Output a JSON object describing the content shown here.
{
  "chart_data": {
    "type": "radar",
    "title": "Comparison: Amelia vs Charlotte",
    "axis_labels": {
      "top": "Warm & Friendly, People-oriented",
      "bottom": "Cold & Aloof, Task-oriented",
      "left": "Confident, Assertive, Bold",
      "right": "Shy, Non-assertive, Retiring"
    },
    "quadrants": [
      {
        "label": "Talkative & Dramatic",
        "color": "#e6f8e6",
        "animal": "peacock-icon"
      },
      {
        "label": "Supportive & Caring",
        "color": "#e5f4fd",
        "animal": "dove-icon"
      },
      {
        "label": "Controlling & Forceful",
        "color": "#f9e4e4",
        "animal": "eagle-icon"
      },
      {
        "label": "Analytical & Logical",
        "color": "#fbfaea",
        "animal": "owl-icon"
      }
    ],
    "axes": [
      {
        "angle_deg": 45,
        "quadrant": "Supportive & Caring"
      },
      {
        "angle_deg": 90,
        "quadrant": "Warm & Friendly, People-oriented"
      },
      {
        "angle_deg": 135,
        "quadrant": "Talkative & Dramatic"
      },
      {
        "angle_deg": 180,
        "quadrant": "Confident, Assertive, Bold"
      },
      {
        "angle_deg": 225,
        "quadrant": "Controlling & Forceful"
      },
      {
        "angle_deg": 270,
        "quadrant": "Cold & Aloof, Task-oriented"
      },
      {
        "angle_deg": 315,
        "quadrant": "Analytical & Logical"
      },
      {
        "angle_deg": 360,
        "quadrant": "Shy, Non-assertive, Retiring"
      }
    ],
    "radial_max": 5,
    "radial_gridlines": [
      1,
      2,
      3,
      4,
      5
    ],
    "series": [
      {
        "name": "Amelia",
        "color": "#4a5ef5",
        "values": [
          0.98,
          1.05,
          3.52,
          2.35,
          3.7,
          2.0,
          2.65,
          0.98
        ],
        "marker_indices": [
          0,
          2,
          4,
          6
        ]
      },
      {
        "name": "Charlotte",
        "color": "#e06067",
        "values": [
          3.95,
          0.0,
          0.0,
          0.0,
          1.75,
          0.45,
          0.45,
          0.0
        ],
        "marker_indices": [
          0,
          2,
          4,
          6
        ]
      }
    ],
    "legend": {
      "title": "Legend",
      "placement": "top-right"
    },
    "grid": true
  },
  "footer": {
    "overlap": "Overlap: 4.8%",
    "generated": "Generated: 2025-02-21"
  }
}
-------------------------
▶ **WHAT YOU ARE ASKED TO DO**
Restate every entry word for word.

▶ **SOLVED EXERCISE**
Output a JSON object describing the content shown here.
{
  "chart_data": {
    "type": "radar",
    "title": "Comparison: Amelia vs Charlotte",
    "axis_labels": {
      "top": "Warm & Friendly, People-oriented",
      "bottom": "Cold & Aloof, Task-oriented",
      "left": "Confident, Assertive, Bold",
      "right": "Shy, Non-assertive, Retiring"
    },
    "quadrants": [
      {
        "label": "Talkative & Dramatic",
        "color": "#e6f8e6",
        "animal": "peacock-icon"
      },
      {
        "label": "Supportive & Caring",
        "color": "#e5f4fd",
        "animal": "dove-icon"
      },
      {
        "label": "Controlling & Forceful",
        "color": "#f9e4e4",
        "animal": "eagle-icon"
      },
      {
        "label": "Analytical & Logical",
        "color": "#fbfaea",
        "animal": "owl-icon"
      }
    ],
    "axes": [
      {
        "angle_deg": 45,
        "quadrant": "Supportive & Caring"
      },
      {
        "angle_deg": 90,
        "quadrant": "Warm & Friendly, People-oriented"
      },
      {
        "angle_deg": 135,
        "quadrant": "Talkative & Dramatic"
      },
      {
        "angle_deg": 180,
        "quadrant": "Confident, Assertive, Bold"
      },
      {
        "angle_deg": 225,
        "quadrant": "Controlling & Forceful"
      },
      {
        "angle_deg": 270,
        "quadrant": "Cold & Aloof, Task-oriented"
      },
      {
        "angle_deg": 315,
        "quadrant": "Analytical & Logical"
      },
      {
        "angle_deg": 360,
        "quadrant": "Shy, Non-assertive, Retiring"
      }
    ],
    "radial_max": 5,
    "radial_gridlines": [
      1,
      2,
      3,
      4,
      5
    ],
    "series": [
      {
        "name": "Amelia",
        "color": "#4a5ef5",
        "values": [
          0.98,
          1.05,
          3.52,
          2.35,
          3.7,
          2.0,
          2.65,
          0.98
        ],
        "marker_indices": [
          0,
          2,
          4,
          6
        ]
      },
      {
        "name": "Charlotte",
        "color": "#e06067",
        "values": [
          3.95,
          0.0,
          0.0,
          0.0,
          1.75,
          0.45,
          0.45,
          0.0
        ],
        "marker_indices": [
          0,
          2,
          4,
          6
        ]
      }
    ],
    "legend": {
      "title": "Legend",
      "placement": "top-right"
    },
    "grid": true
  },
  "footer": {
    "overlap": "Overlap: 4.8%",
    "generated": "Generated: 2025-02-21"
  }
}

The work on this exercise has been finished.